- PROBLEM REQUIREMENTS: Retype the data below without altering anything.
--- Start ---
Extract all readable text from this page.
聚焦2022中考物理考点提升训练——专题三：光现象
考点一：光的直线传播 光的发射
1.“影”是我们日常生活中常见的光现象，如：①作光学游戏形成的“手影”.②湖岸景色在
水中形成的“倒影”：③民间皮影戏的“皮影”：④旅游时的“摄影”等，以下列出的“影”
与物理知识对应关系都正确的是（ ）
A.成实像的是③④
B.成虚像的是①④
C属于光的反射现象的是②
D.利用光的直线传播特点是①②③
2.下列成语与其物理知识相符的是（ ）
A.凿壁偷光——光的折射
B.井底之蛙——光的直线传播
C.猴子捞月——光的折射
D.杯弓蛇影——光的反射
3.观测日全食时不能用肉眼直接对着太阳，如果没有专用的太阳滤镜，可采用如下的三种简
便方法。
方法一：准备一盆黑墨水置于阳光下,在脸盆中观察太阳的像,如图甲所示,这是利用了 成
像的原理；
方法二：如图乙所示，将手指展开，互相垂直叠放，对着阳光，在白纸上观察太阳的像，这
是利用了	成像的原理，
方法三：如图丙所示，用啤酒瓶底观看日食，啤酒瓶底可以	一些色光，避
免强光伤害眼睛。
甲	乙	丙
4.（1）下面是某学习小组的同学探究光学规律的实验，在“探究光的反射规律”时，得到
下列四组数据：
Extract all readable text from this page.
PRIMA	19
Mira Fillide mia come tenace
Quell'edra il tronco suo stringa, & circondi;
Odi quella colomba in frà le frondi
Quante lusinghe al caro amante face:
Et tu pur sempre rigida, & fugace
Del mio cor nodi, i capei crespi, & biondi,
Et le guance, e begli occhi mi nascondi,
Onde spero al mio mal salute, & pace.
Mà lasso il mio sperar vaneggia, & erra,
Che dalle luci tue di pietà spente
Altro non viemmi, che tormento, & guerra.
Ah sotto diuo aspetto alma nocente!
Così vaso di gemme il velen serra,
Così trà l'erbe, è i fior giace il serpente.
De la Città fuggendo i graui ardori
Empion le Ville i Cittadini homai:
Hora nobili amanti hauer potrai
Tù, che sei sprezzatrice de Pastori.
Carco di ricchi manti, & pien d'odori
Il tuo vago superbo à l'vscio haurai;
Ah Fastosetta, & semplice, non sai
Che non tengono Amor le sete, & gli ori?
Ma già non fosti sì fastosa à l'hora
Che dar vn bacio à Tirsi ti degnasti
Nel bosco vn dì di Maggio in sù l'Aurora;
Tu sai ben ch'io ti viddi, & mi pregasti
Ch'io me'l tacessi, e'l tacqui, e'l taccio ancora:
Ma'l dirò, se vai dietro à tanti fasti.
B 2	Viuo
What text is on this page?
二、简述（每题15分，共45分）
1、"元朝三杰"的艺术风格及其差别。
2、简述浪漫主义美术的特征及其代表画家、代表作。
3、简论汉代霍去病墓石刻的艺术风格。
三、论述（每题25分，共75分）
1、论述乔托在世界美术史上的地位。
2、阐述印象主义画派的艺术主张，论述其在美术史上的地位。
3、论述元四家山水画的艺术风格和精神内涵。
--- End ---
- THE RESULT:
Extract all readable text from this page.
聚焦2022中考物理考点提升训练——专题三：光现象
考点一：光的直线传播 光的发射
1.“影”是我们日常生活中常见的光现象，如：①作光学游戏形成的“手影”.②湖岸景色在
水中形成的“倒影”：③民间皮影戏的“皮影”：④旅游时的“摄影”等，以下列出的“影”
与物理知识对应关系都正确的是（ ）
A.成实像的是③④
B.成虚像的是①④
C属于光的反射现象的是②
D.利用光的直线传播特点是①②③
2.下列成语与其物理知识相符的是（ ）
A.凿壁偷光——光的折射
B.井底之蛙——光的直线传播
C.猴子捞月——光的折射
D.杯弓蛇影——光的反射
3.观测日全食时不能用肉眼直接对着太阳，如果没有专用的太阳滤镜，可采用如下的三种简
便方法。
方法一：准备一盆黑墨水置于阳光下,在脸盆中观察太阳的像,如图甲所示,这是利用了 成
像的原理；
方法二：如图乙所示，将手指展开，互相垂直叠放，对着阳光，在白纸上观察太阳的像，这
是利用了	成像的原理，
方法三：如图丙所示，用啤酒瓶底观看日食，啤酒瓶底可以	一些色光，避
免强光伤害眼睛。
甲	乙	丙
4.（1）下面是某学习小组的同学探究光学规律的实验，在“探究光的反射规律”时，得到
下列四组数据：
Extract all readable text from this page.
PRIMA	19
Mira Fillide mia come tenace
Quell'edra il tronco suo stringa, & circondi;
Odi quella colomba in frà le frondi
Quante lusinghe al caro amante face:
Et tu pur sempre rigida, & fugace
Del mio cor nodi, i capei crespi, & biondi,
Et le guance, e begli occhi mi nascondi,
Onde spero al mio mal salute, & pace.
Mà lasso il mio sperar vaneggia, & erra,
Che dalle luci tue di pietà spente
Altro non viemmi, che tormento, & guerra.
Ah sotto diuo aspetto alma nocente!
Così vaso di gemme il velen serra,
Così trà l'erbe, è i fior giace il serpente.
De la Città fuggendo i graui ardori
Empion le Ville i Cittadini homai:
Hora nobili amanti hauer potrai
Tù, che sei sprezzatrice de Pastori.
Carco di ricchi manti, & pien d'odori
Il tuo vago superbo à l'vscio haurai;
Ah Fastosetta, & semplice, non sai
Che non tengono Amor le sete, & gli ori?
Ma già non fosti sì fastosa à l'hora
Che dar vn bacio à Tirsi ti degnasti
Nel bosco vn dì di Maggio in sù l'Aurora;
Tu sai ben ch'io ti viddi, & mi pregasti
Ch'io me'l tacessi, e'l tacqui, e'l taccio ancora:
Ma'l dirò, se vai dietro à tanti fasti.
B 2	Viuo
What text is on this page?
二、简述（每题15分，共45分）
1、"元朝三杰"的艺术风格及其差别。
2、简述浪漫主义美术的特征及其代表画家、代表作。
3、简论汉代霍去病墓石刻的艺术风格。
三、论述（每题25分，共75分）
1、论述乔托在世界美术史上的地位。
2、阐述印象主义画派的艺术主张，论述其在美术史上的地位。
3、论述元四家山水画的艺术风格和精神内涵。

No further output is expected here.